# Saved entries

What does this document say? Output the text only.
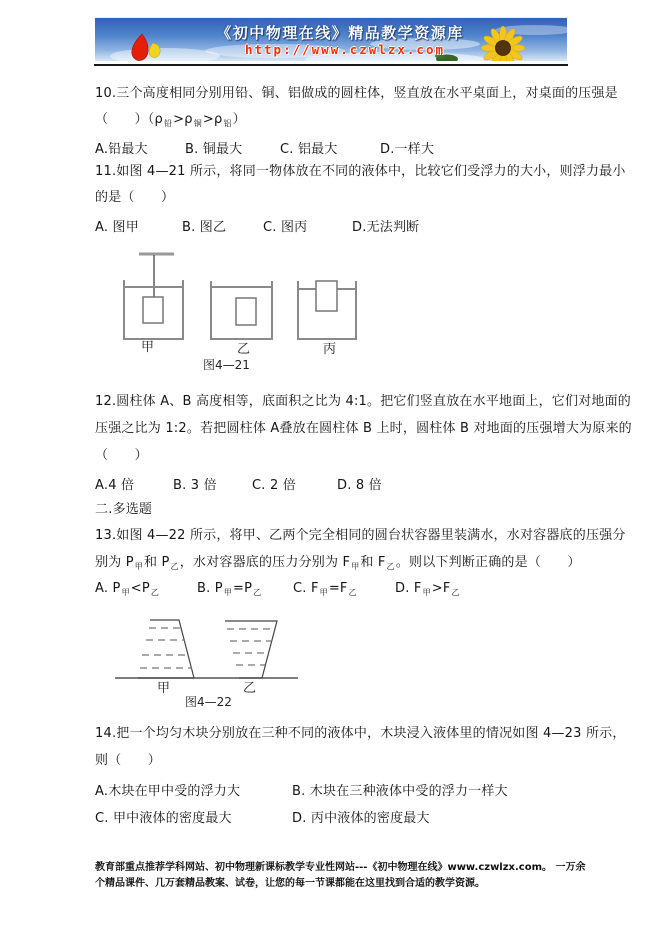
《初中物理在线》精品教学资源库
http://www.czwlzx.com
10.三个高度相同分别用铅、铜、铝做成的圆柱体，竖直放在水平桌面上，对桌面的压强是
（　　）$(\rho_铅>\rho_铜>\rho_铝)$
A.铅最大	B. 铜最大	C. 铝最大	D.一样大
11.如图 4—21 所示，将同一物体放在不同的液体中，比较它们受浮力的大小，则浮力最小
的是（　　）
A. 图甲	B. 图乙	C. 图丙	D.无法判断
甲	乙	丙
图4—21
12.圆柱体 A、B 高度相等，底面积之比为 4:1。把它们竖直放在水平地面上，它们对地面的
压强之比为 1:2。若把圆柱体 A叠放在圆柱体 B 上时，圆柱体 B 对地面的压强增大为原来的
（　　）
A.4 倍	B. 3 倍	C. 2 倍	D. 8 倍
二.多选题
13.如图 4—22 所示，将甲、乙两个完全相同的圆台状容器里装满水，水对容器底的压强分
别为 $P_甲$和 $P_乙$，水对容器底的压力分别为 $F_甲$和 $F_乙$。则以下判断正确的是（　　）
A. $P_甲<P_乙$	B. $P_甲=P_乙$ C. $F_甲=F_乙$	D. $F_甲>F_乙$
甲	乙
图4—22
14.把一个均匀木块分别放在三种不同的液体中，木块浸入液体里的情况如图 4—23 所示，
则（　　）
A.木块在甲中受的浮力大	B. 木块在三种液体中受的浮力一样大
C. 甲中液体的密度最大	D. 丙中液体的密度最大
教育部重点推荐学科网站、初中物理新课标教学专业性网站---《初中物理在线》www.czwlzx.com。 一万余
个精品课件、几万套精品教案、试卷，让您的每一节课都能在这里找到合适的教学资源。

# Written instruction
Each line of the data should be quoted exactly, with pictures left out.

# Answer for the task
What does this document say? Output the text only.
《初中物理在线》精品教学资源库
http://www.czwlzx.com
10.三个高度相同分别用铅、铜、铝做成的圆柱体，竖直放在水平桌面上，对桌面的压强是
（　　）$(\rho_铅>\rho_铜>\rho_铝)$
A.铅最大	B. 铜最大	C. 铝最大	D.一样大
11.如图 4—21 所示，将同一物体放在不同的液体中，比较它们受浮力的大小，则浮力最小
的是（　　）
A. 图甲	B. 图乙	C. 图丙	D.无法判断
甲	乙	丙
图4—21
12.圆柱体 A、B 高度相等，底面积之比为 4:1。把它们竖直放在水平地面上，它们对地面的
压强之比为 1:2。若把圆柱体 A叠放在圆柱体 B 上时，圆柱体 B 对地面的压强增大为原来的
（　　）
A.4 倍	B. 3 倍	C. 2 倍	D. 8 倍
二.多选题
13.如图 4—22 所示，将甲、乙两个完全相同的圆台状容器里装满水，水对容器底的压强分
别为 $P_甲$和 $P_乙$，水对容器底的压力分别为 $F_甲$和 $F_乙$。则以下判断正确的是（　　）
A. $P_甲<P_乙$	B. $P_甲=P_乙$ C. $F_甲=F_乙$	D. $F_甲>F_乙$
甲	乙
图4—22
14.把一个均匀木块分别放在三种不同的液体中，木块浸入液体里的情况如图 4—23 所示，
则（　　）
A.木块在甲中受的浮力大	B. 木块在三种液体中受的浮力一样大
C. 甲中液体的密度最大	D. 丙中液体的密度最大
教育部重点推荐学科网站、初中物理新课标教学专业性网站---《初中物理在线》www.czwlzx.com。 一万余
个精品课件、几万套精品教案、试卷，让您的每一节课都能在这里找到合适的教学资源。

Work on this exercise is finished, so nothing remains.